[Start Material to process]
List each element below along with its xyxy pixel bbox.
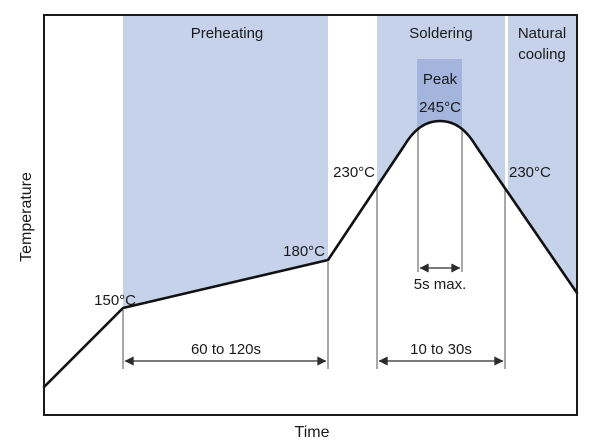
soldering-duration-label: 10 to 30s [410,341,472,358]
natural-cooling-label-line2: cooling [518,46,566,63]
dimension-annotations [122,128,506,369]
preheating-label: Preheating [191,25,264,42]
temp-180-label: 180°C [283,243,325,260]
temp-230-right-label: 230°C [509,164,551,181]
peak-duration-label: 5s max. [414,276,467,293]
x-axis-label: Time [295,424,330,441]
plot-border [43,14,578,416]
temp-230-left-label: 230°C [333,164,375,181]
peak-temp-label: 245°C [419,99,461,116]
temperature-curve [42,119,579,389]
natural-cooling-band [508,16,577,387]
peak-label: Peak [423,71,458,88]
natural-cooling-label-line1: Natural [518,25,566,42]
y-axis-label: Temperature [18,172,35,262]
soldering-label: Soldering [409,25,472,42]
temp-150-label: 150°C [94,292,136,309]
preheating-duration-label: 60 to 120s [191,341,261,358]
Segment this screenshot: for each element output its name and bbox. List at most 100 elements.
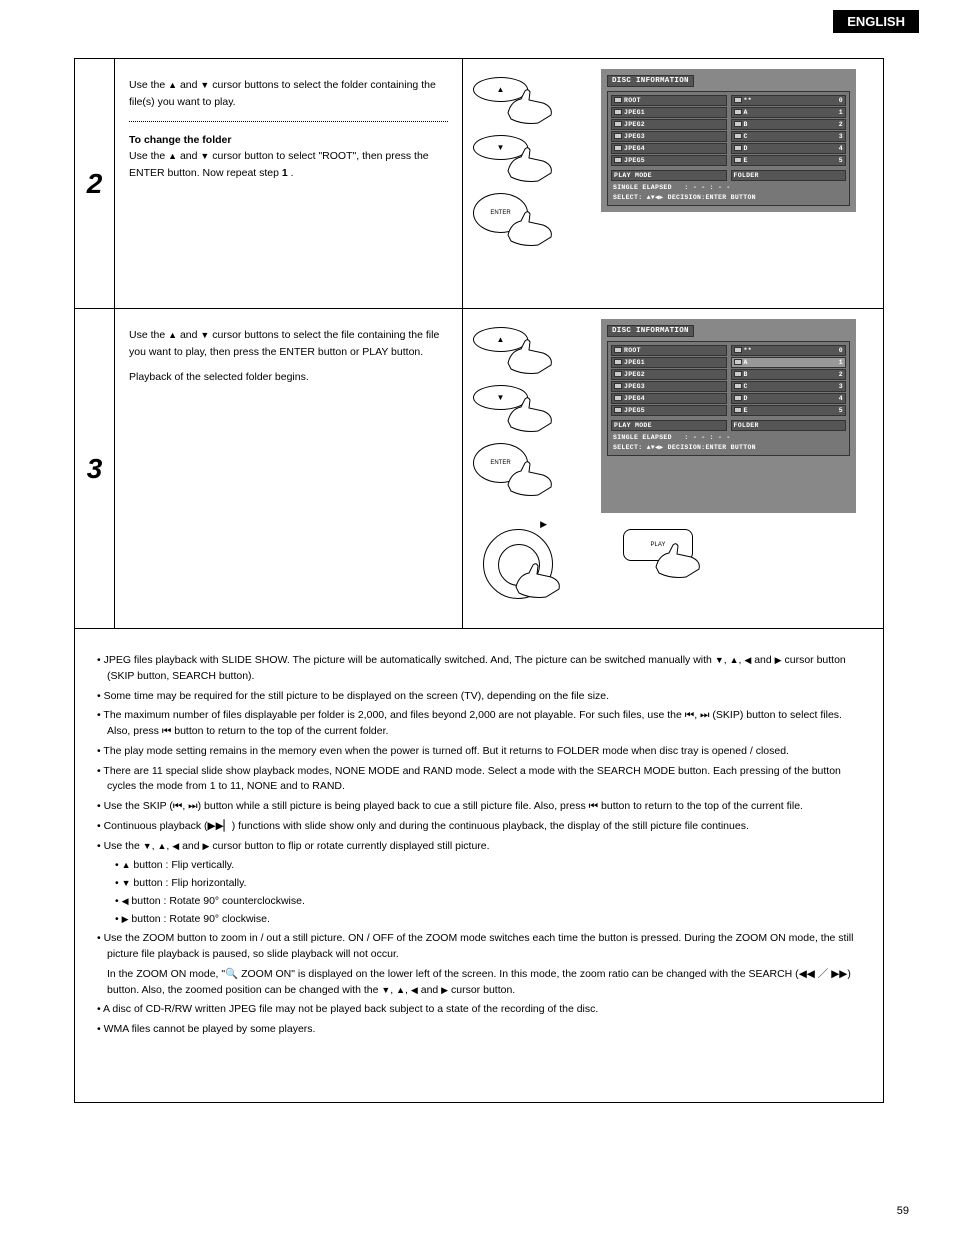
change-folder-heading: To change the folder (129, 132, 448, 149)
down-arrow-icon: ▼ (200, 330, 209, 340)
text: • There are 11 special slide show playba… (97, 764, 861, 796)
text: and (418, 984, 441, 996)
skip-prev-icon: ⏮ (173, 800, 182, 812)
right-arrow-icon: ▶ (122, 914, 129, 924)
up-arrow-icon: ▲ (122, 860, 131, 870)
step-2-instructions: Use the ▲ and ▼ cursor buttons to select… (115, 59, 463, 308)
step-2-row: 2 Use the ▲ and ▼ cursor buttons to sele… (75, 59, 883, 309)
disc-folder-item: JPEG1 (611, 107, 727, 118)
disc-left-column: ROOT JPEG1 JPEG2 JPEG3 JPEG4 JPEG5 (611, 95, 727, 167)
file-icon (734, 157, 742, 163)
disc-folder-item: JPEG2 (611, 119, 727, 130)
disc-folder-item: JPEG3 (611, 131, 727, 142)
select-hint: SELECT: ▲▼◀▶ DECISION:ENTER BUTTON (611, 192, 846, 202)
file-icon (734, 383, 742, 389)
disc-folder-item: JPEG3 (611, 381, 727, 392)
hand-icon (503, 333, 563, 378)
disc-folder-item: JPEG1 (611, 357, 727, 368)
folder-icon (614, 121, 622, 127)
up-arrow-icon: ▲ (168, 330, 177, 340)
disc-right-column: **0 A1 B2 C3 D4 E5 (731, 345, 847, 417)
play-icon: ▶ (540, 519, 547, 530)
up-button-diagram: ▲ (473, 77, 583, 129)
folder-icon (614, 145, 622, 151)
disc-folder-item: JPEG5 (611, 405, 727, 416)
disc-info-panel: DISC INFORMATION ROOT JPEG1 JPEG2 JPEG3 … (601, 69, 856, 212)
up-button-diagram: ▲ (473, 327, 583, 379)
skip-next-icon: ⏭ (188, 800, 197, 812)
text: and (180, 329, 200, 341)
time-value: : - - : - - (684, 184, 730, 191)
text: . (291, 167, 294, 179)
skip-prev-icon: ⏮ (162, 725, 171, 737)
disc-left-column: ROOT JPEG1 JPEG2 JPEG3 JPEG4 JPEG5 (611, 345, 727, 417)
enter-button-diagram: ENTER (473, 443, 583, 513)
notes-section: • JPEG files playback with SLIDE SHOW. T… (75, 629, 883, 1102)
single-elapsed-label: SINGLE ELAPSED (613, 434, 672, 441)
step-ref: 1 (282, 167, 288, 179)
text: button : Flip horizontally. (131, 877, 247, 889)
ff-icon: ▶▶ (831, 968, 847, 980)
down-arrow-icon: ▼ (143, 841, 152, 851)
disc-file-item: C3 (731, 381, 847, 392)
select-hint: SELECT: ▲▼◀▶ DECISION:ENTER BUTTON (611, 442, 846, 452)
text: Use the (129, 329, 168, 341)
disc-file-item-selected: A1 (731, 357, 847, 368)
hand-icon (511, 557, 571, 602)
file-icon (734, 109, 742, 115)
disc-title: DISC INFORMATION (607, 325, 694, 337)
text: • The maximum number of files displayabl… (97, 709, 685, 721)
skip-prev-icon: ⏮ (685, 709, 694, 721)
file-icon (734, 347, 742, 353)
text: and (180, 79, 200, 91)
single-elapsed-label: SINGLE ELAPSED (613, 184, 672, 191)
down-arrow-icon: ▼ (200, 80, 209, 90)
play-mode-cell: PLAY MODE (611, 170, 727, 181)
text: • A disc of CD-R/RW written JPEG file ma… (97, 1002, 861, 1018)
up-arrow-icon: ▲ (168, 151, 177, 161)
disc-file-item: E5 (731, 155, 847, 166)
text: button : Rotate 90° counterclockwise. (129, 895, 305, 907)
disc-folder-item: JPEG4 (611, 143, 727, 154)
folder-icon (614, 97, 622, 103)
rew-icon: ◀◀ (799, 968, 815, 980)
step-num-cell-3: 3 (75, 309, 115, 628)
disc-file-item: A1 (731, 107, 847, 118)
disc-file-item: **0 (731, 95, 847, 106)
text: Use the (129, 150, 168, 162)
text: • (115, 859, 122, 871)
text: Playback of the selected folder begins. (129, 369, 448, 386)
step-3-instructions: Use the ▲ and ▼ cursor buttons to select… (115, 309, 463, 628)
up-arrow-icon: ▲ (730, 655, 739, 665)
disc-folder-item: ROOT (611, 345, 727, 356)
right-arrow-icon: ▶ (775, 655, 782, 665)
page-number: 59 (897, 1205, 909, 1217)
disc-info-panel: DISC INFORMATION ROOT JPEG1 JPEG2 JPEG3 … (601, 319, 856, 513)
text: • JPEG files playback with SLIDE SHOW. T… (97, 654, 715, 666)
unit-play-button-diagram: ▶ (483, 529, 553, 599)
text: and (751, 654, 774, 666)
disc-folder-item: ROOT (611, 95, 727, 106)
folder-icon (614, 109, 622, 115)
text: • (115, 895, 122, 907)
play-mode-cell: PLAY MODE (611, 420, 727, 431)
file-icon (734, 371, 742, 377)
text: and (179, 840, 202, 852)
disc-file-item: E5 (731, 405, 847, 416)
disc-body: ROOT JPEG1 JPEG2 JPEG3 JPEG4 JPEG5 **0 A… (607, 91, 850, 206)
text: • Use the (97, 840, 143, 852)
disc-folder-item: JPEG5 (611, 155, 727, 166)
text: Use the (129, 79, 168, 91)
folder-cell: FOLDER (731, 170, 847, 181)
folder-cell: FOLDER (731, 420, 847, 431)
folder-icon (614, 395, 622, 401)
down-arrow-icon: ▼ (715, 655, 724, 665)
play-buttons-row: ▶ PLAY (483, 529, 693, 599)
folder-icon (614, 133, 622, 139)
disc-title: DISC INFORMATION (607, 75, 694, 87)
enter-button-diagram: ENTER (473, 193, 583, 263)
disc-folder-item: JPEG4 (611, 393, 727, 404)
step-2-illustration: ▲ ▼ ENTER DISC INFORMATION ROOT (463, 59, 883, 308)
file-icon (734, 97, 742, 103)
step-3-row: 3 Use the ▲ and ▼ cursor buttons to sele… (75, 309, 883, 629)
[End Material to process]
Copy every line above word for word, leaving out the pictures.

List each element below along with its xyxy pixel bbox.
soldering-duration-label: 10 to 30s [410,341,472,358]
natural-cooling-label-line2: cooling [518,46,566,63]
dimension-annotations [122,128,506,369]
preheating-label: Preheating [191,25,264,42]
temp-180-label: 180°C [283,243,325,260]
temp-230-right-label: 230°C [509,164,551,181]
peak-duration-label: 5s max. [414,276,467,293]
x-axis-label: Time [295,424,330,441]
plot-border [43,14,578,416]
temp-230-left-label: 230°C [333,164,375,181]
peak-temp-label: 245°C [419,99,461,116]
temperature-curve [42,119,579,389]
natural-cooling-band [508,16,577,387]
peak-label: Peak [423,71,458,88]
natural-cooling-label-line1: Natural [518,25,566,42]
y-axis-label: Temperature [18,172,35,262]
soldering-label: Soldering [409,25,472,42]
temp-150-label: 150°C [94,292,136,309]
preheating-duration-label: 60 to 120s [191,341,261,358]
Segment this screenshot: for each element output its name and bbox. List at most 100 elements.
change-folder-heading: To change the folder (129, 132, 448, 149)
down-arrow-icon: ▼ (200, 330, 209, 340)
text: • There are 11 special slide show playba… (97, 764, 861, 796)
text: and (418, 984, 441, 996)
skip-prev-icon: ⏮ (173, 800, 182, 812)
right-arrow-icon: ▶ (122, 914, 129, 924)
up-arrow-icon: ▲ (122, 860, 131, 870)
step-2-instructions: Use the ▲ and ▼ cursor buttons to select… (115, 59, 463, 308)
step-2-row: 2 Use the ▲ and ▼ cursor buttons to sele… (75, 59, 883, 309)
disc-folder-item: JPEG1 (611, 107, 727, 118)
disc-left-column: ROOT JPEG1 JPEG2 JPEG3 JPEG4 JPEG5 (611, 95, 727, 167)
file-icon (734, 157, 742, 163)
disc-folder-item: JPEG2 (611, 119, 727, 130)
disc-folder-item: JPEG3 (611, 131, 727, 142)
select-hint: SELECT: ▲▼◀▶ DECISION:ENTER BUTTON (611, 192, 846, 202)
file-icon (734, 383, 742, 389)
disc-folder-item: JPEG3 (611, 381, 727, 392)
hand-icon (503, 333, 563, 378)
disc-folder-item: JPEG1 (611, 357, 727, 368)
folder-icon (614, 121, 622, 127)
up-arrow-icon: ▲ (168, 330, 177, 340)
disc-right-column: **0 A1 B2 C3 D4 E5 (731, 345, 847, 417)
play-icon: ▶ (540, 519, 547, 530)
up-button-diagram: ▲ (473, 77, 583, 129)
folder-icon (614, 145, 622, 151)
disc-folder-item: JPEG5 (611, 405, 727, 416)
disc-info-panel: DISC INFORMATION ROOT JPEG1 JPEG2 JPEG3 … (601, 69, 856, 212)
up-button-diagram: ▲ (473, 327, 583, 379)
skip-next-icon: ⏭ (188, 800, 197, 812)
text: and (180, 329, 200, 341)
time-value: : - - : - - (684, 184, 730, 191)
text: . (291, 167, 294, 179)
skip-prev-icon: ⏮ (162, 725, 171, 737)
disc-left-column: ROOT JPEG1 JPEG2 JPEG3 JPEG4 JPEG5 (611, 345, 727, 417)
enter-button-diagram: ENTER (473, 443, 583, 513)
notes-section: • JPEG files playback with SLIDE SHOW. T… (75, 629, 883, 1102)
single-elapsed-label: SINGLE ELAPSED (613, 434, 672, 441)
step-ref: 1 (282, 167, 288, 179)
text: button : Flip horizontally. (131, 877, 247, 889)
ff-icon: ▶▶ (831, 968, 847, 980)
down-arrow-icon: ▼ (143, 841, 152, 851)
disc-file-item: C3 (731, 381, 847, 392)
select-hint: SELECT: ▲▼◀▶ DECISION:ENTER BUTTON (611, 442, 846, 452)
text: Use the (129, 329, 168, 341)
disc-file-item-selected: A1 (731, 357, 847, 368)
hand-icon (511, 557, 571, 602)
file-icon (734, 109, 742, 115)
disc-title: DISC INFORMATION (607, 325, 694, 337)
text: • The maximum number of files displayabl… (97, 709, 685, 721)
skip-prev-icon: ⏮ (685, 709, 694, 721)
file-icon (734, 347, 742, 353)
text: and (180, 79, 200, 91)
single-elapsed-label: SINGLE ELAPSED (613, 184, 672, 191)
down-arrow-icon: ▼ (200, 80, 209, 90)
play-mode-cell: PLAY MODE (611, 170, 727, 181)
text: • A disc of CD-R/RW written JPEG file ma… (97, 1002, 861, 1018)
up-arrow-icon: ▲ (168, 151, 177, 161)
disc-file-item: E5 (731, 155, 847, 166)
text: button : Rotate 90° counterclockwise. (129, 895, 305, 907)
disc-folder-item: JPEG4 (611, 143, 727, 154)
folder-icon (614, 97, 622, 103)
rew-icon: ◀◀ (799, 968, 815, 980)
step-num-cell-3: 3 (75, 309, 115, 628)
disc-file-item: A1 (731, 107, 847, 118)
disc-file-item: **0 (731, 95, 847, 106)
text: Use the (129, 150, 168, 162)
text: • (115, 859, 122, 871)
text: Playback of the selected folder begins. (129, 369, 448, 386)
step-3-instructions: Use the ▲ and ▼ cursor buttons to select… (115, 309, 463, 628)
up-arrow-icon: ▲ (730, 655, 739, 665)
disc-folder-item: ROOT (611, 345, 727, 356)
right-arrow-icon: ▶ (775, 655, 782, 665)
page-number: 59 (897, 1205, 909, 1217)
disc-info-panel: DISC INFORMATION ROOT JPEG1 JPEG2 JPEG3 … (601, 319, 856, 513)
text: • JPEG files playback with SLIDE SHOW. T… (97, 654, 715, 666)
unit-play-button-diagram: ▶ (483, 529, 553, 599)
text: and (751, 654, 774, 666)
disc-folder-item: ROOT (611, 95, 727, 106)
folder-icon (614, 109, 622, 115)
text: • (115, 895, 122, 907)
play-mode-cell: PLAY MODE (611, 420, 727, 431)
file-icon (734, 371, 742, 377)
text: and (179, 840, 202, 852)
disc-file-item: E5 (731, 405, 847, 416)
disc-body: ROOT JPEG1 JPEG2 JPEG3 JPEG4 JPEG5 **0 A… (607, 91, 850, 206)
text: • Use the (97, 840, 143, 852)
disc-folder-item: JPEG5 (611, 155, 727, 166)
text: Use the (129, 79, 168, 91)
folder-cell: FOLDER (731, 170, 847, 181)
folder-cell: FOLDER (731, 420, 847, 431)
folder-icon (614, 395, 622, 401)
down-arrow-icon: ▼ (715, 655, 724, 665)
play-buttons-row: ▶ PLAY (483, 529, 693, 599)
folder-icon (614, 133, 622, 139)
disc-title: DISC INFORMATION (607, 75, 694, 87)
enter-button-diagram: ENTER (473, 193, 583, 263)
disc-folder-item: JPEG4 (611, 393, 727, 404)
step-2-illustration: ▲ ▼ ENTER DISC INFORMATION ROOT (463, 59, 883, 308)
file-icon (734, 97, 742, 103)
step-3-row: 3 Use the ▲ and ▼ cursor buttons to sele… (75, 309, 883, 629)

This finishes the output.